— Start of Text excerpt —

Thousands of homes have been destroyed and agricultural land siezed during construction
Festivities during the inauguration ceremony of the 'new' Suez Canal in the port city of Ismailia (AFP)
Par MEE staff

At least 2,000 Egyptians have been displaced by the construction of the “New Suez Canal” a project designed to expand the existing Suez Canal between the Red Sea and Mediterranean Sea.

The project, one of the major infrastructure works proposed by Egyptian President Abdel Fatah al-Sisi as a means of boosting the Egyptian economy, was originally scheduled to take three years to complete, though Sisi said it should be done in one.

Not actually a "new" canal, the project - dubbed the Suez Canal Axis - is meant to enlarge the transit capacity of the original canal and increase industrial activity in the area.

Sisi originally set the cost for the project at $8.2 bn.

In a speech about the project he said that “Egyptians will experience a new economic era that will depend on the strength of the people and the project will be owned by Egyptians.”

Minister of Manpower Nahed Ashry has stated that “a million job opportunities will be provided through the project and 76,000km on both sides of the Canal will be developed, as well as the reclamation and cultivation of nearly four million acres.”

— End of Text excerpt —

> [Required work]:
1/ Answer these from the Suez Canal article:
(a) At least how many Egyptians have been displaced by the construction?
(b) What cost did Sisi originally set for the project?
(c) Who stated that a million job opportunities would be provided?
2/ Pick up the Suez Canal article from its last sentence and carry on writing it.
The records that follow were drawn from a separate source and are unrelated to the text.

— Start of Provided data —

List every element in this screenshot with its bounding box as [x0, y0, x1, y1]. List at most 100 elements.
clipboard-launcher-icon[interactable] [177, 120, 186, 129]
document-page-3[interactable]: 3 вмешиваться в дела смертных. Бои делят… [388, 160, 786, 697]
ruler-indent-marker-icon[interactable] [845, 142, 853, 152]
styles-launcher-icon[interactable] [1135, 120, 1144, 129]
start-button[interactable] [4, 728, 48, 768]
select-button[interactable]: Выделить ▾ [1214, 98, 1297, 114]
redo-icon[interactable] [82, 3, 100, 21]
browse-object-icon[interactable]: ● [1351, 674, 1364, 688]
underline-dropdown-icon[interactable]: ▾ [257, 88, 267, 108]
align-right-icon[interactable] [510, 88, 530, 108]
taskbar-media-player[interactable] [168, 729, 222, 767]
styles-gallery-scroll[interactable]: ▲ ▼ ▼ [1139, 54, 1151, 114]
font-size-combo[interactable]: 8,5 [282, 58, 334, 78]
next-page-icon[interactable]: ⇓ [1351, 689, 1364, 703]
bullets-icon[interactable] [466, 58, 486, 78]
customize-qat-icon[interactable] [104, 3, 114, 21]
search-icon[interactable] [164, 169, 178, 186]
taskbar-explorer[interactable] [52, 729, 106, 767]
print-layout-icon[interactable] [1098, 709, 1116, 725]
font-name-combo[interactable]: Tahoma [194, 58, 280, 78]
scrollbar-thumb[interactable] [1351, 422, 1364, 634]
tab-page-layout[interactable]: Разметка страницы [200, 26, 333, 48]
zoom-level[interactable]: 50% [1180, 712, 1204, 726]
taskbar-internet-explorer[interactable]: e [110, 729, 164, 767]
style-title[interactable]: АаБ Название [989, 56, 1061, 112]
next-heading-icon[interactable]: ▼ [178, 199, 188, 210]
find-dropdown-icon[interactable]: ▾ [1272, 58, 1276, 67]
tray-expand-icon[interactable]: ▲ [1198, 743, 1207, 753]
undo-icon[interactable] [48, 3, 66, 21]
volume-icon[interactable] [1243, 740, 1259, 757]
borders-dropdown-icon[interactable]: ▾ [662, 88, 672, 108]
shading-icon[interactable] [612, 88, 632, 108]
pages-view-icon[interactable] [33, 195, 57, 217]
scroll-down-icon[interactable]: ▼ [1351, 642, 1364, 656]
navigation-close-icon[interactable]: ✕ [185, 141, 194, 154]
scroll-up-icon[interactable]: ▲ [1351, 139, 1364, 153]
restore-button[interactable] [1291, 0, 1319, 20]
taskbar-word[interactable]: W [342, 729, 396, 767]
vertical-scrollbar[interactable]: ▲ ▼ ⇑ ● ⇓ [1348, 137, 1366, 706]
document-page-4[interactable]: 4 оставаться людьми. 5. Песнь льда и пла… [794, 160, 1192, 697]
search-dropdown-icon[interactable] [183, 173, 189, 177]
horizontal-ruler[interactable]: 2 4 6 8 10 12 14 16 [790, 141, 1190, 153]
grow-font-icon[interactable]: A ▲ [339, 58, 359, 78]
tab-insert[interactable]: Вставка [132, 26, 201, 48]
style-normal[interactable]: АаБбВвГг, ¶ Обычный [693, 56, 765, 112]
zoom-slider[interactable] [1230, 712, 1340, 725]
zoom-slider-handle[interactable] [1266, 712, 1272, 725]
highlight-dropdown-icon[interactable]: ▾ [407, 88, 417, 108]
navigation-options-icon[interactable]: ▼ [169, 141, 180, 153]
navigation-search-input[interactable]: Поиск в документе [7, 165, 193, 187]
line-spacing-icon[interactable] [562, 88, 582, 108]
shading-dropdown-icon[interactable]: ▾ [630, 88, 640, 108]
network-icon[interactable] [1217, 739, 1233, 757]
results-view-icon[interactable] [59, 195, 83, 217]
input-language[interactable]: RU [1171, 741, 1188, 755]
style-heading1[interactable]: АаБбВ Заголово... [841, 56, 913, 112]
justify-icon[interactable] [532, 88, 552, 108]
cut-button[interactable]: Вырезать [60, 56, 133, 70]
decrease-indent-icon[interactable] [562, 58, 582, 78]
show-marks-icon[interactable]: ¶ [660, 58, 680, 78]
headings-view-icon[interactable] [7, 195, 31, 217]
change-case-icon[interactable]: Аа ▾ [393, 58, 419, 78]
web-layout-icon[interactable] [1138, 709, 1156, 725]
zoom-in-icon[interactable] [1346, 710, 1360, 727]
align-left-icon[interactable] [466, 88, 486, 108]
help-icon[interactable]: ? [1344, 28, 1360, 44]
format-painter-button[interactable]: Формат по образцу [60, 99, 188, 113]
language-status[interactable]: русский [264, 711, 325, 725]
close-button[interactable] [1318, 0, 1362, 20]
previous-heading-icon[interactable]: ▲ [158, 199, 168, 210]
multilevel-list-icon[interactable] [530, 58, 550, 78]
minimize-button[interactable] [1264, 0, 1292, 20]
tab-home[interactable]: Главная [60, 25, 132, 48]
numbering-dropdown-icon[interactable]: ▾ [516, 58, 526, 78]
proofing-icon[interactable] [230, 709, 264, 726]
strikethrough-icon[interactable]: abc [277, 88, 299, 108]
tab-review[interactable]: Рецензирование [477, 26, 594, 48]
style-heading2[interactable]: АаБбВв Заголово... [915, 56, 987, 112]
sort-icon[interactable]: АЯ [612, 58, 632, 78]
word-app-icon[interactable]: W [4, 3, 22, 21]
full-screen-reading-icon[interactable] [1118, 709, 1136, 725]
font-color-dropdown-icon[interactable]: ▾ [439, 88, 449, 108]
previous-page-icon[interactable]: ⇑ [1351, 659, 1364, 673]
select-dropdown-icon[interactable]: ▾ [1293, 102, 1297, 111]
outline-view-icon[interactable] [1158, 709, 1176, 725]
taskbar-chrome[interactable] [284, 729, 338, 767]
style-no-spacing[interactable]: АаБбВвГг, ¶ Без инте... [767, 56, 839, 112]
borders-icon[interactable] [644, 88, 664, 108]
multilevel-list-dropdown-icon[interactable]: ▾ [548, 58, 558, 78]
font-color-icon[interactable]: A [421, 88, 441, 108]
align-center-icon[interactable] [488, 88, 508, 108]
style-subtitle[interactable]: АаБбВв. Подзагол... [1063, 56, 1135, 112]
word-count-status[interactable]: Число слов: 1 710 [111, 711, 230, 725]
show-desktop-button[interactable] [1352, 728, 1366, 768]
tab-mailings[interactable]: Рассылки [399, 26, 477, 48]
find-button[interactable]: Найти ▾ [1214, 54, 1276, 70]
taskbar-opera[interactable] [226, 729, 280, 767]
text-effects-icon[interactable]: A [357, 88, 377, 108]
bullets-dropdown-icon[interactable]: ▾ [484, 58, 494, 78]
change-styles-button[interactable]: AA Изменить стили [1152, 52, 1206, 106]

— End of Provided data —

> [Expected outputs]:
1/
(a) At least 2,000.
(b) $8.2 bn.
(c) Minister of Manpower Nahed Ashry.

2/
However, according to lawyers for citizens displaced by the construction, over 1,000 residential buildings have been destroyed since the beginning of September and agricultural lands have also been confiscated, with no compensation or alternate housing so far provided.

Sherine al-Haddad, a lawyer for the displaced families, told the Egyptian news site Mada Masr that a further 2,000 people could also be displaced by the construction.

“These families were given very little notice prior to their eviction – just around one week – and have not received any concrete form of compensation,” she said.

“Only promises from the officials involved in the New Suez Canal Project.”

She pointed out that the evicted parties had “been residing on these lands for nearly three decades. Thus, by virtue of Egypt’s occupancy regulations and the construction of permanent homes on these lands for more than eight to 15 years (their homes should be) legally recognised as their abodes.”

“Further recognising their residency on these lands are the utility bills that these residents have been paying the governorate of Ismailia over the course of the years and decades in which they have lived there.”

The authorities have justified the demolitions on the basis that the Sinai Peninsula is overwhelmingly owned by the military and the state.

Ibrahim al-Sayyed, a displaced mango farmer from the village of Abtal, was given a 10-day notice to vacate his home and farmland and, though he has found new accommodation, has lost both his home and his source of income.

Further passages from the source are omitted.